Below is a block of data; give all of it again word for word.

(Data records)

━━━━━━

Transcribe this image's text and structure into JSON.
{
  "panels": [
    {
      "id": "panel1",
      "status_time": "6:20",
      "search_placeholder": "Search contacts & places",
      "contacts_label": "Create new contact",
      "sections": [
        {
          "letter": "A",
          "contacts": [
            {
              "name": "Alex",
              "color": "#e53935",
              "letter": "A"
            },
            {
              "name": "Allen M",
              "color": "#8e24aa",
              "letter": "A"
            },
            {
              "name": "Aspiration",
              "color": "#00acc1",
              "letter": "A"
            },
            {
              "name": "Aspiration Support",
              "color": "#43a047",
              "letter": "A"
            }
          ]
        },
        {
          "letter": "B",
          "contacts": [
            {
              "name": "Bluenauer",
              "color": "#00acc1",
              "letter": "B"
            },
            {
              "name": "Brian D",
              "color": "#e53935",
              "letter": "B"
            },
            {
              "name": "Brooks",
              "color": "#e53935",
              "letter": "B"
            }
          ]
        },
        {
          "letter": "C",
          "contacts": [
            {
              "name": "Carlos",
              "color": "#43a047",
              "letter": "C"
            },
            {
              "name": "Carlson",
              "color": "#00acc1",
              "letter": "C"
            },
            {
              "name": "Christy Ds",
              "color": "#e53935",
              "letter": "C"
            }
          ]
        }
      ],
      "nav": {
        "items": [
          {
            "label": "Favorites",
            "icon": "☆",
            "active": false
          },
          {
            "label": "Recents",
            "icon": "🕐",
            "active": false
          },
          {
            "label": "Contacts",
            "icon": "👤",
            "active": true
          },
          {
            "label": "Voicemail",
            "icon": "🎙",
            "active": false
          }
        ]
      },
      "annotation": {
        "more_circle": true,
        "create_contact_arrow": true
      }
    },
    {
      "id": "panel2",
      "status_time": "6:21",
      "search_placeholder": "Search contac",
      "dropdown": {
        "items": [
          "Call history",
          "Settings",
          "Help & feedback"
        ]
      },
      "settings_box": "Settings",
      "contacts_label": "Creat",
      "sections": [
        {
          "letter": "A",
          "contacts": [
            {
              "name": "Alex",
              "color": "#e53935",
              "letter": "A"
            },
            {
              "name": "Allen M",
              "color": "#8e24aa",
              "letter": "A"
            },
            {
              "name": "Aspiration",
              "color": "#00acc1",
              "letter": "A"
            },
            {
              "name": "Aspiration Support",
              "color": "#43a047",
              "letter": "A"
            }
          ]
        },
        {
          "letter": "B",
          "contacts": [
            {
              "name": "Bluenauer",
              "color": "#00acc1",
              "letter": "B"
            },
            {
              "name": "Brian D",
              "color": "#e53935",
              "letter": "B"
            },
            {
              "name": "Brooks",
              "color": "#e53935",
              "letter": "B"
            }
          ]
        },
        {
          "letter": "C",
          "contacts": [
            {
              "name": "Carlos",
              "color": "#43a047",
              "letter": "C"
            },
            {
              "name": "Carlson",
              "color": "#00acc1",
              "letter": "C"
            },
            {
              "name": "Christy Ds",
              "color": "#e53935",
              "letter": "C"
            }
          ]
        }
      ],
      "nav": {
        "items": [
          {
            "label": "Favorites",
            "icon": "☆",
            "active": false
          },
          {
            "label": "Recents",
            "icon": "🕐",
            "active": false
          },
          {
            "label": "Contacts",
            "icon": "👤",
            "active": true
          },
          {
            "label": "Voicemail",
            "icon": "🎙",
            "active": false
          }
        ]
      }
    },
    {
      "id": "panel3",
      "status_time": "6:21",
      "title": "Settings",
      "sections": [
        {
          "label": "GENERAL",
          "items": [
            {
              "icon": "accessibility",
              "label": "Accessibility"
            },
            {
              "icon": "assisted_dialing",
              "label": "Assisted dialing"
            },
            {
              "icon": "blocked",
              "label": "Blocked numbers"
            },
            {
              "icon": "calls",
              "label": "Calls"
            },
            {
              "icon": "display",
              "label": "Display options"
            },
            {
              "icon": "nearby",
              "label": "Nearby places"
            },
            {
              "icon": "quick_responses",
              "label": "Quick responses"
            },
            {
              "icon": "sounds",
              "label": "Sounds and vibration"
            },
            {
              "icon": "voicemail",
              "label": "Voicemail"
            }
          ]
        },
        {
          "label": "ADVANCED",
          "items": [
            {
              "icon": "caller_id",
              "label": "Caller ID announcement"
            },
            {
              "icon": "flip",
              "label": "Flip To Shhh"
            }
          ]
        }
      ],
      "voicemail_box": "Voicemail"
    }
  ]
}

━━━━━━

**Answer for this exercise**
Transcribe this image's text and structure into JSON.
{
  "panels": [
    {
      "id": "panel1",
      "status_time": "6:20",
      "search_placeholder": "Search contacts & places",
      "contacts_label": "Create new contact",
      "sections": [
        {
          "letter": "A",
          "contacts": [
            {
              "name": "Alex",
              "color": "#e53935",
              "letter": "A"
            },
            {
              "name": "Allen M",
              "color": "#8e24aa",
              "letter": "A"
            },
            {
              "name": "Aspiration",
              "color": "#00acc1",
              "letter": "A"
            },
            {
              "name": "Aspiration Support",
              "color": "#43a047",
              "letter": "A"
            }
          ]
        },
        {
          "letter": "B",
          "contacts": [
            {
              "name": "Bluenauer",
              "color": "#00acc1",
              "letter": "B"
            },
            {
              "name": "Brian D",
              "color": "#e53935",
              "letter": "B"
            },
            {
              "name": "Brooks",
              "color": "#e53935",
              "letter": "B"
            }
          ]
        },
        {
          "letter": "C",
          "contacts": [
            {
              "name": "Carlos",
              "color": "#43a047",
              "letter": "C"
            },
            {
              "name": "Carlson",
              "color": "#00acc1",
              "letter": "C"
            },
            {
              "name": "Christy Ds",
              "color": "#e53935",
              "letter": "C"
            }
          ]
        }
      ],
      "nav": {
        "items": [
          {
            "label": "Favorites",
            "icon": "☆",
            "active": false
          },
          {
            "label": "Recents",
            "icon": "🕐",
            "active": false
          },
          {
            "label": "Contacts",
            "icon": "👤",
            "active": true
          },
          {
            "label": "Voicemail",
            "icon": "🎙",
            "active": false
          }
        ]
      },
      "annotation": {
        "more_circle": true,
        "create_contact_arrow": true
      }
    },
    {
      "id": "panel2",
      "status_time": "6:21",
      "search_placeholder": "Search contac",
      "dropdown": {
        "items": [
          "Call history",
          "Settings",
          "Help & feedback"
        ]
      },
      "settings_box": "Settings",
      "contacts_label": "Creat",
      "sections": [
        {
          "letter": "A",
          "contacts": [
            {
              "name": "Alex",
              "color": "#e53935",
              "letter": "A"
            },
            {
              "name": "Allen M",
              "color": "#8e24aa",
              "letter": "A"
            },
            {
              "name": "Aspiration",
              "color": "#00acc1",
              "letter": "A"
            },
            {
              "name": "Aspiration Support",
              "color": "#43a047",
              "letter": "A"
            }
          ]
        },
        {
          "letter": "B",
          "contacts": [
            {
              "name": "Bluenauer",
              "color": "#00acc1",
              "letter": "B"
            },
            {
              "name": "Brian D",
              "color": "#e53935",
              "letter": "B"
            },
            {
              "name": "Brooks",
              "color": "#e53935",
              "letter": "B"
            }
          ]
        },
        {
          "letter": "C",
          "contacts": [
            {
              "name": "Carlos",
              "color": "#43a047",
              "letter": "C"
            },
            {
              "name": "Carlson",
              "color": "#00acc1",
              "letter": "C"
            },
            {
              "name": "Christy Ds",
              "color": "#e53935",
              "letter": "C"
            }
          ]
        }
      ],
      "nav": {
        "items": [
          {
            "label": "Favorites",
            "icon": "☆",
            "active": false
          },
          {
            "label": "Recents",
            "icon": "🕐",
            "active": false
          },
          {
            "label": "Contacts",
            "icon": "👤",
            "active": true
          },
          {
            "label": "Voicemail",
            "icon": "🎙",
            "active": false
          }
        ]
      }
    },
    {
      "id": "panel3",
      "status_time": "6:21",
      "title": "Settings",
      "sections": [
        {
          "label": "GENERAL",
          "items": [
            {
              "icon": "accessibility",
              "label": "Accessibility"
            },
            {
              "icon": "assisted_dialing",
              "label": "Assisted dialing"
            },
            {
              "icon": "blocked",
              "label": "Blocked numbers"
            },
            {
              "icon": "calls",
              "label": "Calls"
            },
            {
              "icon": "display",
              "label": "Display options"
            },
            {
              "icon": "nearby",
              "label": "Nearby places"
            },
            {
              "icon": "quick_responses",
              "label": "Quick responses"
            },
            {
              "icon": "sounds",
              "label": "Sounds and vibration"
            },
            {
              "icon": "voicemail",
              "label": "Voicemail"
            }
          ]
        },
        {
          "label": "ADVANCED",
          "items": [
            {
              "icon": "caller_id",
              "label": "Caller ID announcement"
            },
            {
              "icon": "flip",
              "label": "Flip To Shhh"
            }
          ]
        }
      ],
      "voicemail_box": "Voicemail"
    }
  ]
}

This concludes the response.